Given request – Scan the records for the word "this". Copy each line that includes it.

Recorded information –
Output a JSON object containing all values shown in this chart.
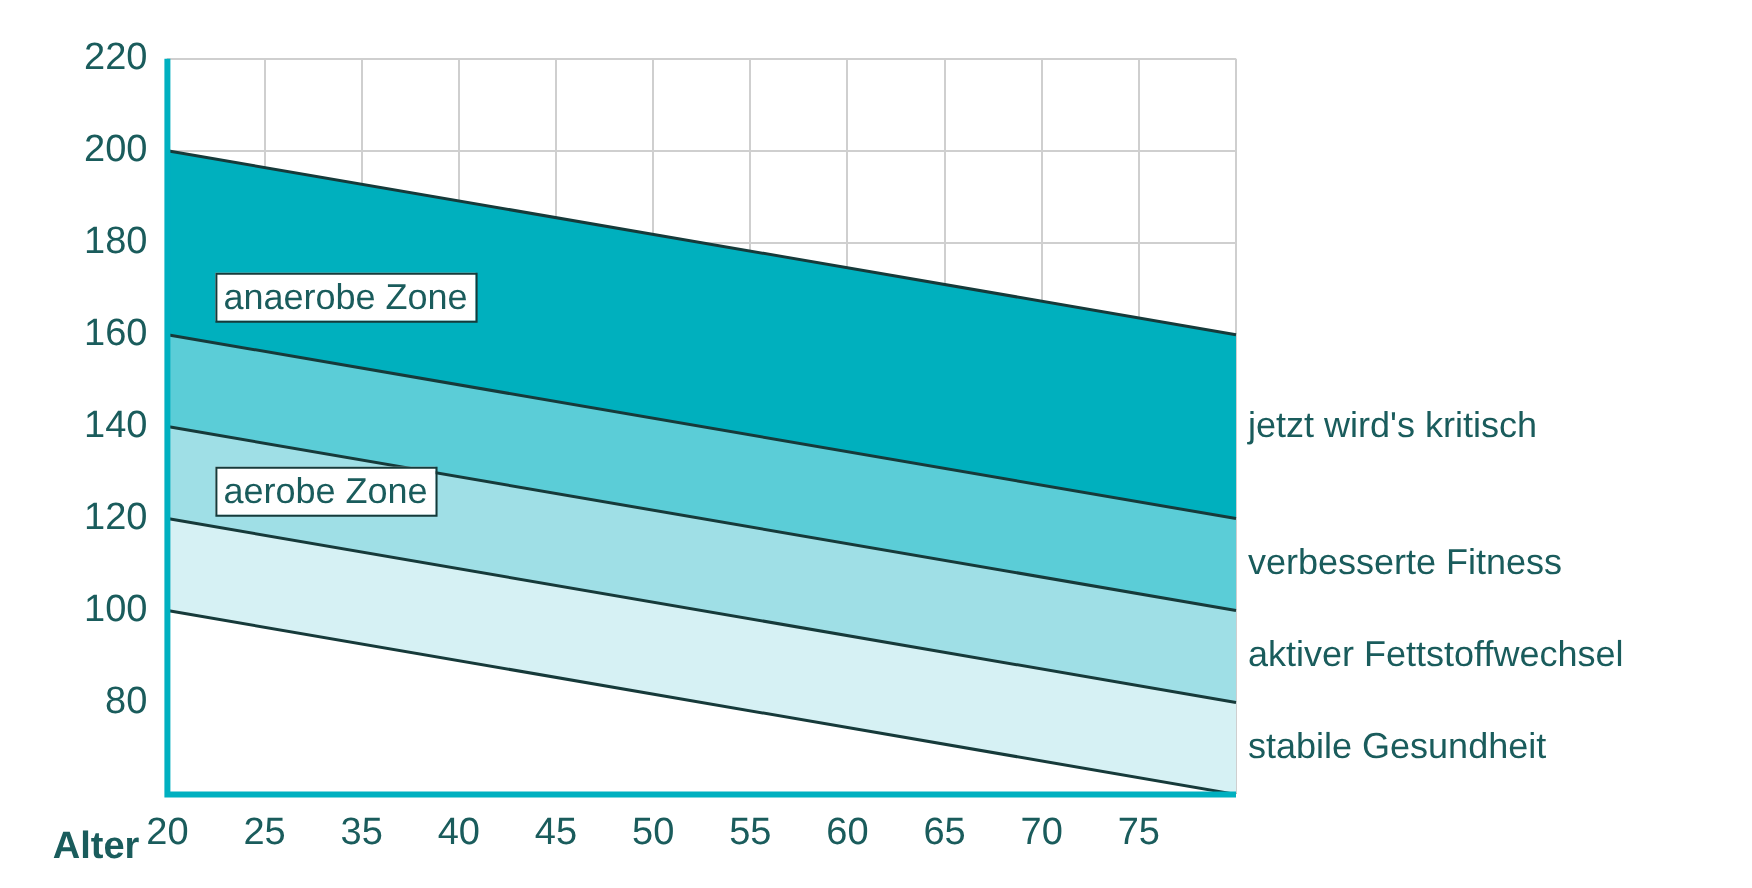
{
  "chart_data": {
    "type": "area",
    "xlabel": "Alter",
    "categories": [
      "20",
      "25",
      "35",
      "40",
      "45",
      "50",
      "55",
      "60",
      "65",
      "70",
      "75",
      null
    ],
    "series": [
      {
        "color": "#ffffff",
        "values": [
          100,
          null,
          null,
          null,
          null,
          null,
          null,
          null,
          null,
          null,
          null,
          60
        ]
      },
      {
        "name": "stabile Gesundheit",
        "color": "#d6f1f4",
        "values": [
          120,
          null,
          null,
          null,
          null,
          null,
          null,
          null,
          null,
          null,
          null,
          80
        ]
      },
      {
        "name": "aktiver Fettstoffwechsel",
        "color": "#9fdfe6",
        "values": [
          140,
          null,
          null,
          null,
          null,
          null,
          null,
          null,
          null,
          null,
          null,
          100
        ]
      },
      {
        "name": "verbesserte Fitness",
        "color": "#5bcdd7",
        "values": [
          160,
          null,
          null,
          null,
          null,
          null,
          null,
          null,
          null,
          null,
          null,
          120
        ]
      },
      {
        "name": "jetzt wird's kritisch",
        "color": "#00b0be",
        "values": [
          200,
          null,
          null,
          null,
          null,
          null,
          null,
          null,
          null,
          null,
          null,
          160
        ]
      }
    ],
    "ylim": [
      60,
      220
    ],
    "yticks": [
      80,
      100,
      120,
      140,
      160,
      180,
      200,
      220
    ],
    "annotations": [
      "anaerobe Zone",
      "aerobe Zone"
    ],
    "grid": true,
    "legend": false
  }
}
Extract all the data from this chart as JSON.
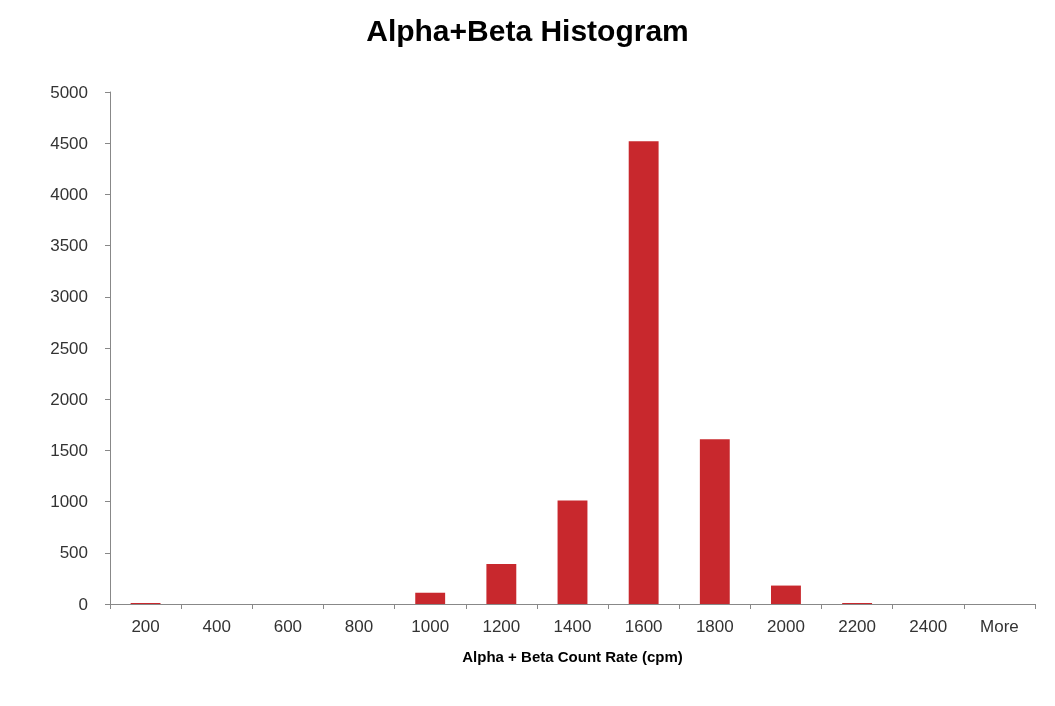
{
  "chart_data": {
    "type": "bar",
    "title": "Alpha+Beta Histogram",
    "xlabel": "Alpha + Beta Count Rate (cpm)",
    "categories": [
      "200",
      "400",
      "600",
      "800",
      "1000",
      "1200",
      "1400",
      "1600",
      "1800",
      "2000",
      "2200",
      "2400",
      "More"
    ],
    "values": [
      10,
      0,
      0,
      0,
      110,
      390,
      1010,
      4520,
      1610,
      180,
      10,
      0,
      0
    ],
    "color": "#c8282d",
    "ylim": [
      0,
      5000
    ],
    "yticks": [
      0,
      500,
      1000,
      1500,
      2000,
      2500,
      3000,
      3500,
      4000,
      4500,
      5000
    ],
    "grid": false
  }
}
==
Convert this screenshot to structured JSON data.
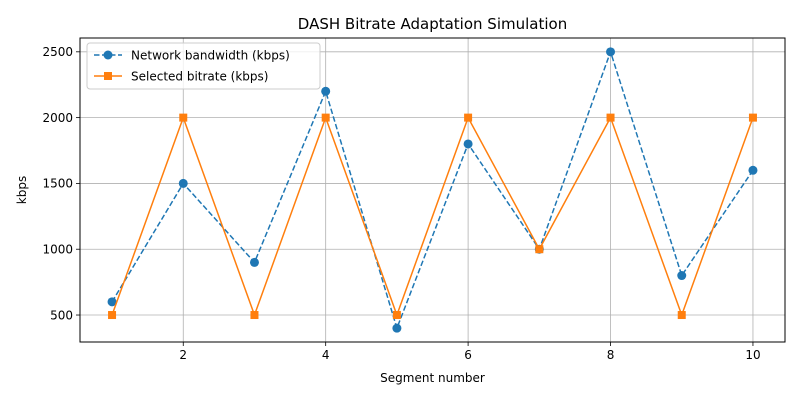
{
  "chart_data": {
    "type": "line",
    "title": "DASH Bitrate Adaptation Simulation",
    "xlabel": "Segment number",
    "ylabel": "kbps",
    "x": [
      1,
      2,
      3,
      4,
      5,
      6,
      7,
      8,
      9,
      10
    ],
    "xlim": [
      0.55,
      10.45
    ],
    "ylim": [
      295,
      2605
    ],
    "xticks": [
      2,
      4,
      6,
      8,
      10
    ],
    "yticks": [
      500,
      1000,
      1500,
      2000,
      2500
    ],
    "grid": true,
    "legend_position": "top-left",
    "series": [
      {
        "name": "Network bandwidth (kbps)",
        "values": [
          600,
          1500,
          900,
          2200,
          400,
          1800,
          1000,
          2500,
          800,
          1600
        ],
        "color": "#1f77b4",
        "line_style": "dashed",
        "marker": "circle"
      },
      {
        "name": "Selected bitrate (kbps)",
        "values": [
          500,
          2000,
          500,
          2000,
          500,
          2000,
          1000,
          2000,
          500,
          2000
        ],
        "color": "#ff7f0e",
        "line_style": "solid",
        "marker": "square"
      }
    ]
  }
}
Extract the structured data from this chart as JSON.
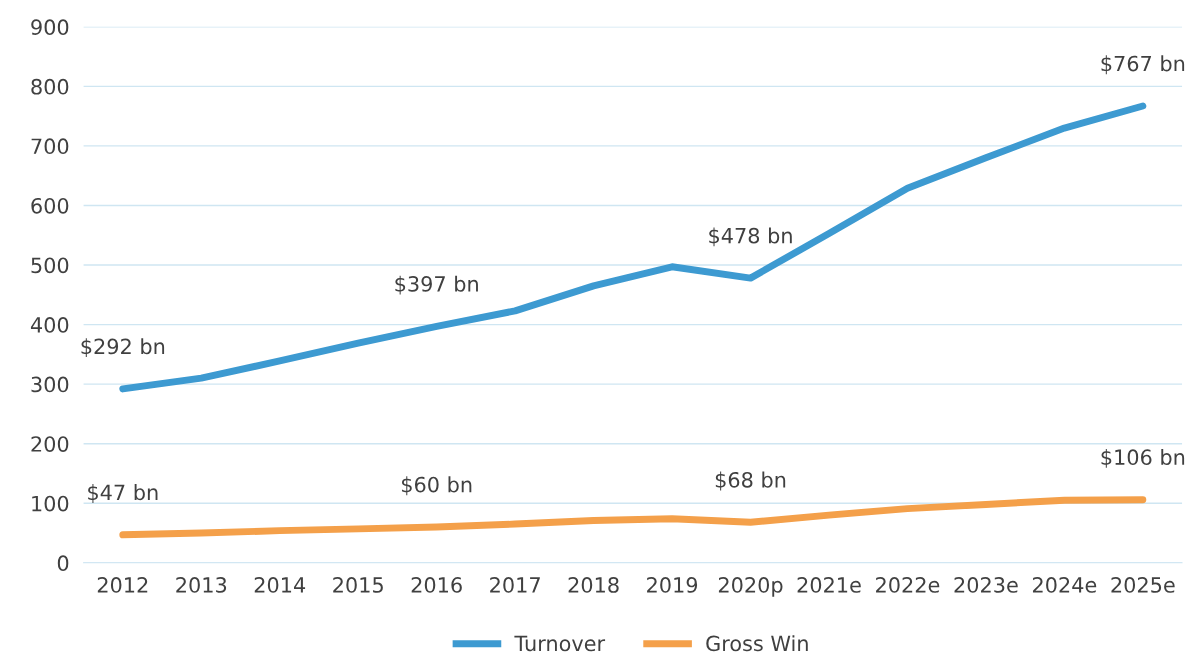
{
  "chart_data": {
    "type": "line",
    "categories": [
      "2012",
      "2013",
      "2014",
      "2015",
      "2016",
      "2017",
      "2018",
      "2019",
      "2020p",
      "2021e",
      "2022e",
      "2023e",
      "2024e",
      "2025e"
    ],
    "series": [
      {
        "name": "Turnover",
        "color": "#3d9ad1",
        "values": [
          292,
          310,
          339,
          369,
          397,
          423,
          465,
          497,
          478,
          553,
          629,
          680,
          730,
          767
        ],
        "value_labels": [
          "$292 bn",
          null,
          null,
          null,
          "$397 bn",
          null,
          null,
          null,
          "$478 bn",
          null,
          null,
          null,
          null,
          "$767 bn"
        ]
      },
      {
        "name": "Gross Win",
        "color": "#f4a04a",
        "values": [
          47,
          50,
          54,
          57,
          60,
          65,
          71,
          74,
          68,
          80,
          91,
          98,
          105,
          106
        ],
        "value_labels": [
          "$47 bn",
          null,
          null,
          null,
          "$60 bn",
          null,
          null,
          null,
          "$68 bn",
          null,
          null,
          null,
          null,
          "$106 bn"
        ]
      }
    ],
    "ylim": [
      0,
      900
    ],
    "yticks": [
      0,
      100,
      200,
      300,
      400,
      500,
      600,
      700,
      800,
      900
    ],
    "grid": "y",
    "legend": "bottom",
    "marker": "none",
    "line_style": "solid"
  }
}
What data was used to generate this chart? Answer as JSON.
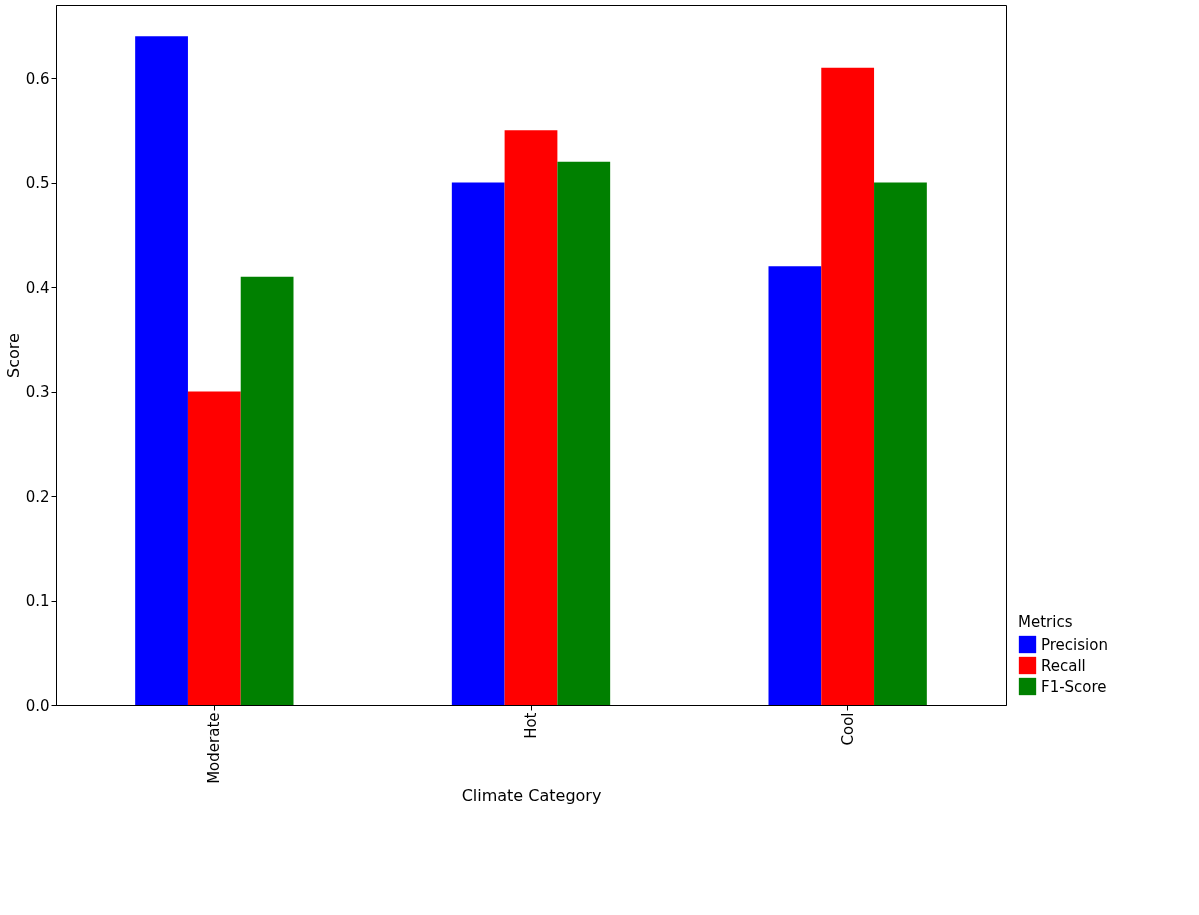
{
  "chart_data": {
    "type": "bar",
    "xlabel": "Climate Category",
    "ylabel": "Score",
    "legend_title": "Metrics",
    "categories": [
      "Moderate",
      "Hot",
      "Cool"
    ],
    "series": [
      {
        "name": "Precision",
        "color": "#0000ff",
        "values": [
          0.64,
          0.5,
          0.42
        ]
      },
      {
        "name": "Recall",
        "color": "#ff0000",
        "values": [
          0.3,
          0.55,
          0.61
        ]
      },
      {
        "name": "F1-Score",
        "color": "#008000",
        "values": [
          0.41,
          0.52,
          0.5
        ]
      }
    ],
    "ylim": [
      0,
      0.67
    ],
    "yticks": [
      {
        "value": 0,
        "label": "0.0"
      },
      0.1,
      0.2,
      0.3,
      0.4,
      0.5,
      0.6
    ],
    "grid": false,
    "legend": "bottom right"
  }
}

Finished task –
Output a JSON object containing all values shown in this chart.
Extract all the data from this chart as JSON.
Convert this screenshot to structured JSON data.
Extract the structured data from this chart as JSON.
What data was used to generate this chart? Answer as JSON.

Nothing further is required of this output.